━━━━━ The data

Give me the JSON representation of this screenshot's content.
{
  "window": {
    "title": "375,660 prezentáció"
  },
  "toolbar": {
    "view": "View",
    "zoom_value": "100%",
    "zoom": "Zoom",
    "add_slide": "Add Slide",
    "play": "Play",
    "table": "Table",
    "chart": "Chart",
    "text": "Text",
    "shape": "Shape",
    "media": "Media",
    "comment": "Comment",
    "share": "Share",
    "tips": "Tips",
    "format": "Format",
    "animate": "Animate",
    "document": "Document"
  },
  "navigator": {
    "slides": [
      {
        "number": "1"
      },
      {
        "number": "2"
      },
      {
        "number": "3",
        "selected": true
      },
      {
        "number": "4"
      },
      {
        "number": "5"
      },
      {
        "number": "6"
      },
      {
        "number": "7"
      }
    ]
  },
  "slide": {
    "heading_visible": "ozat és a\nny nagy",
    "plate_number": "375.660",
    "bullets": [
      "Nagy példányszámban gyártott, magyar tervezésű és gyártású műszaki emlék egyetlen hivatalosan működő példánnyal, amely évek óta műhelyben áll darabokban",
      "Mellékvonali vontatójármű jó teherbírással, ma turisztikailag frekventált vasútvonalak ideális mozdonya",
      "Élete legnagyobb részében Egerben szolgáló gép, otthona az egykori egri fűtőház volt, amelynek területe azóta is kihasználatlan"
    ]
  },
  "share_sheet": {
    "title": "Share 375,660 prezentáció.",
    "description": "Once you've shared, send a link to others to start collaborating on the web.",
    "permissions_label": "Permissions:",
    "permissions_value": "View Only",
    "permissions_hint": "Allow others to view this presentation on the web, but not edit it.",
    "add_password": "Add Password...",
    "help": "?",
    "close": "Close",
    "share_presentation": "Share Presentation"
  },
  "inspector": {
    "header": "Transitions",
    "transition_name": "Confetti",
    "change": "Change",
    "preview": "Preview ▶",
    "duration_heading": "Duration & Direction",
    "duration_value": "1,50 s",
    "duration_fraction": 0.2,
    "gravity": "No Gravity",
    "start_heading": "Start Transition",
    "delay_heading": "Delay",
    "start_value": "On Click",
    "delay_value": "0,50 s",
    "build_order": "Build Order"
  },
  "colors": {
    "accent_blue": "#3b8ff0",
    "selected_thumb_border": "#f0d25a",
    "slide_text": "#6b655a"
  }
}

━━━━━━━━━━

Aim of the exercise
Extract the entries above verbatim.

Answer to the problem
Give me the JSON representation of this screenshot's content.
{
  "window": {
    "title": "375,660 prezentáció"
  },
  "toolbar": {
    "view": "View",
    "zoom_value": "100%",
    "zoom": "Zoom",
    "add_slide": "Add Slide",
    "play": "Play",
    "table": "Table",
    "chart": "Chart",
    "text": "Text",
    "shape": "Shape",
    "media": "Media",
    "comment": "Comment",
    "share": "Share",
    "tips": "Tips",
    "format": "Format",
    "animate": "Animate",
    "document": "Document"
  },
  "navigator": {
    "slides": [
      {
        "number": "1"
      },
      {
        "number": "2"
      },
      {
        "number": "3",
        "selected": true
      },
      {
        "number": "4"
      },
      {
        "number": "5"
      },
      {
        "number": "6"
      },
      {
        "number": "7"
      }
    ]
  },
  "slide": {
    "heading_visible": "ozat és a\nny nagy",
    "plate_number": "375.660",
    "bullets": [
      "Nagy példányszámban gyártott, magyar tervezésű és gyártású műszaki emlék egyetlen hivatalosan működő példánnyal, amely évek óta műhelyben áll darabokban",
      "Mellékvonali vontatójármű jó teherbírással, ma turisztikailag frekventált vasútvonalak ideális mozdonya",
      "Élete legnagyobb részében Egerben szolgáló gép, otthona az egykori egri fűtőház volt, amelynek területe azóta is kihasználatlan"
    ]
  },
  "share_sheet": {
    "title": "Share 375,660 prezentáció.",
    "description": "Once you've shared, send a link to others to start collaborating on the web.",
    "permissions_label": "Permissions:",
    "permissions_value": "View Only",
    "permissions_hint": "Allow others to view this presentation on the web, but not edit it.",
    "add_password": "Add Password...",
    "help": "?",
    "close": "Close",
    "share_presentation": "Share Presentation"
  },
  "inspector": {
    "header": "Transitions",
    "transition_name": "Confetti",
    "change": "Change",
    "preview": "Preview ▶",
    "duration_heading": "Duration & Direction",
    "duration_value": "1,50 s",
    "duration_fraction": 0.2,
    "gravity": "No Gravity",
    "start_heading": "Start Transition",
    "delay_heading": "Delay",
    "start_value": "On Click",
    "delay_value": "0,50 s",
    "build_order": "Build Order"
  },
  "colors": {
    "accent_blue": "#3b8ff0",
    "selected_thumb_border": "#f0d25a",
    "slide_text": "#6b655a"
  }
}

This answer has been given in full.